▶ [What is asked]:
Sort through the entries below and pull out lines containing the word "subtitle".

══════════════════════════════

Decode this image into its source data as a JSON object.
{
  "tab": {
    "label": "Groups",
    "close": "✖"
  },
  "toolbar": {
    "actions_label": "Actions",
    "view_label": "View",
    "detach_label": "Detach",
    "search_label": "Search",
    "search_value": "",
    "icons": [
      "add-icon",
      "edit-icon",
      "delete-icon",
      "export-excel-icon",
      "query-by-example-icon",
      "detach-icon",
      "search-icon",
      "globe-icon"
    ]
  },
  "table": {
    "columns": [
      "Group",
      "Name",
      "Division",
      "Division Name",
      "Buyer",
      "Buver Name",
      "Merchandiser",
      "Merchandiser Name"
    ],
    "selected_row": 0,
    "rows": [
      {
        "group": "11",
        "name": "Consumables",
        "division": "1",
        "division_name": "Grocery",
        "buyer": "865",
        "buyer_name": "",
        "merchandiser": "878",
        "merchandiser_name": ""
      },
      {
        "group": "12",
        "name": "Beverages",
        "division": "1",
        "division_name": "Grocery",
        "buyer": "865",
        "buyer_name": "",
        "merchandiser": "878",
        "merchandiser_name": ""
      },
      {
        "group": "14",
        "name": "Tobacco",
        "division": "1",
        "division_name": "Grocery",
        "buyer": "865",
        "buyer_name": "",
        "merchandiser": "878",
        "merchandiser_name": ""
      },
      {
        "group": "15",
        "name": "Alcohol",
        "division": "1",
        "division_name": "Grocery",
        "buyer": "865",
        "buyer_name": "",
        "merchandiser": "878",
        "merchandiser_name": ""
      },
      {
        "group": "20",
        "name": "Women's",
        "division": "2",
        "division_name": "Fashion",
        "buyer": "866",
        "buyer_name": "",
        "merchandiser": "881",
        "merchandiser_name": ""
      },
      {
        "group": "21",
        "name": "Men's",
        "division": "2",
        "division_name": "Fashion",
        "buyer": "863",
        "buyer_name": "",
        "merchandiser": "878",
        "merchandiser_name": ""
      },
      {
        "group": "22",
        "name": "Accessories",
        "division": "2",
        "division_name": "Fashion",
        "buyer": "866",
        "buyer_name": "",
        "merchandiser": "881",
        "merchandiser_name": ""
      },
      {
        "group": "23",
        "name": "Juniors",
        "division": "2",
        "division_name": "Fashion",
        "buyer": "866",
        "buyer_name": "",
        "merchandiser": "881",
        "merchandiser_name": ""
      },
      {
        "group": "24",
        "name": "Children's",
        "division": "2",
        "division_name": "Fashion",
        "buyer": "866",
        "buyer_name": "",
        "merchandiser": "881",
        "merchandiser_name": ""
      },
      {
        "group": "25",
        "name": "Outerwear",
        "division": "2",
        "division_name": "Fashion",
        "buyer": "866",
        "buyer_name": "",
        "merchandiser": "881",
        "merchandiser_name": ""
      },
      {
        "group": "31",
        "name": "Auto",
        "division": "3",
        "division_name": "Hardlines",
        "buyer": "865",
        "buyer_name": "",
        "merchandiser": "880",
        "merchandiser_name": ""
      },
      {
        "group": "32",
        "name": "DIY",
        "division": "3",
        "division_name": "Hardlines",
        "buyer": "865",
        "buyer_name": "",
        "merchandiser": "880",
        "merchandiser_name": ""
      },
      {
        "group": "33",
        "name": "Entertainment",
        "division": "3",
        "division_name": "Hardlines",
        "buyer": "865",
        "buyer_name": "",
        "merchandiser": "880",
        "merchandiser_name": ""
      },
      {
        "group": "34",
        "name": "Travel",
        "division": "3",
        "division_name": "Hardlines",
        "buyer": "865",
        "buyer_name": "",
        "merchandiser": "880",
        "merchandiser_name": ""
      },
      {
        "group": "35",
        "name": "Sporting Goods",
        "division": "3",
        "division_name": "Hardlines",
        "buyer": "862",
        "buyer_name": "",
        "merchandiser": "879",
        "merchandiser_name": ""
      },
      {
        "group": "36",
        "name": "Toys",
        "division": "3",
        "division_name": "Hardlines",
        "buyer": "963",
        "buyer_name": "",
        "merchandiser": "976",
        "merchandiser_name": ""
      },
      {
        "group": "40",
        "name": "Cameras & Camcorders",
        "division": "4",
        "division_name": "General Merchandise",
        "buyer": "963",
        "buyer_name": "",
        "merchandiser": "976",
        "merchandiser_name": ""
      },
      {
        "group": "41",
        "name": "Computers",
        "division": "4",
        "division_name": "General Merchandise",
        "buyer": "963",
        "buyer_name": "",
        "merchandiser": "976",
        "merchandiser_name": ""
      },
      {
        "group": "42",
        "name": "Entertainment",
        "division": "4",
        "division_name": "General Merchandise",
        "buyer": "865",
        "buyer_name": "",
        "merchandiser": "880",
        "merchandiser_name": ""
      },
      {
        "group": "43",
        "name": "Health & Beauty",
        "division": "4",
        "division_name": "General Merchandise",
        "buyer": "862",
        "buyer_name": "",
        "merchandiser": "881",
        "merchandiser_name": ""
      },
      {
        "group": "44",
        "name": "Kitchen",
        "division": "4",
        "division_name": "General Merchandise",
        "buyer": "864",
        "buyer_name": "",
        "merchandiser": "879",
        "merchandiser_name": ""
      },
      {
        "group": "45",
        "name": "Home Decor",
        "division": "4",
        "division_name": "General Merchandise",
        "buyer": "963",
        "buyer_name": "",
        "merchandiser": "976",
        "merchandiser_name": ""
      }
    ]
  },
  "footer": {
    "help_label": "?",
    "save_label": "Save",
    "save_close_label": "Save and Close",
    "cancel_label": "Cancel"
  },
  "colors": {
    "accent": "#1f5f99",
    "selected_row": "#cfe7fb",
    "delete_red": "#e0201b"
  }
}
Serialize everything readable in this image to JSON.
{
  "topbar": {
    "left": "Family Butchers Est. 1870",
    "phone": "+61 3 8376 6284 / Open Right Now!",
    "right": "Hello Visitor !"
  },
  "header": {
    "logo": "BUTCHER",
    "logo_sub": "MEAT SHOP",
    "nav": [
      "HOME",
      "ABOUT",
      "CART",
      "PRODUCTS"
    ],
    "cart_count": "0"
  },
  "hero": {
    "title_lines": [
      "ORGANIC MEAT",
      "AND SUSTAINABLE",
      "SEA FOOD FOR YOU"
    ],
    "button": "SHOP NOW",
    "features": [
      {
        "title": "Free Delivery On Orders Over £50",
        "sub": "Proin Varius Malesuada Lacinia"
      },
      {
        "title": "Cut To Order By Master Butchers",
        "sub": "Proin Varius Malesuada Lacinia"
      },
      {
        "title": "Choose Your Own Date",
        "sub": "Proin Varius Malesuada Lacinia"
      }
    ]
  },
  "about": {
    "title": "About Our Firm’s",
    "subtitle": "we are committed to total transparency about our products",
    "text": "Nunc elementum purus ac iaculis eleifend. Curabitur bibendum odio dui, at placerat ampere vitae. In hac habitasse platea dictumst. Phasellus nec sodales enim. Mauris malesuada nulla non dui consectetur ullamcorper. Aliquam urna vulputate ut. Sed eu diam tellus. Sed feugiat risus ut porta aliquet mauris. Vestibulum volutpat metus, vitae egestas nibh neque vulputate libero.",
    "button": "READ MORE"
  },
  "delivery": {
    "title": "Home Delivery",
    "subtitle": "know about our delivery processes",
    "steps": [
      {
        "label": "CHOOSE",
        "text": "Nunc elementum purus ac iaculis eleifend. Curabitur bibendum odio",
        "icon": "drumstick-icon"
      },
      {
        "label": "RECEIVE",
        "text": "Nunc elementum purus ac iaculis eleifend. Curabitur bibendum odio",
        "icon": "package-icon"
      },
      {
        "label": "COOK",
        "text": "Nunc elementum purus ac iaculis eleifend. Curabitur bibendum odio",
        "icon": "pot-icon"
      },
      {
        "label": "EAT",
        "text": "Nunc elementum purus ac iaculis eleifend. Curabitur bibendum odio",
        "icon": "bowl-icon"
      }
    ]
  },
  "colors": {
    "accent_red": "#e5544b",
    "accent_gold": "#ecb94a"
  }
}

══════════════════════════════

▶ [Correct output]:
    "subtitle": "we are committed to total transparency about our products",
    "subtitle": "know about our delivery processes",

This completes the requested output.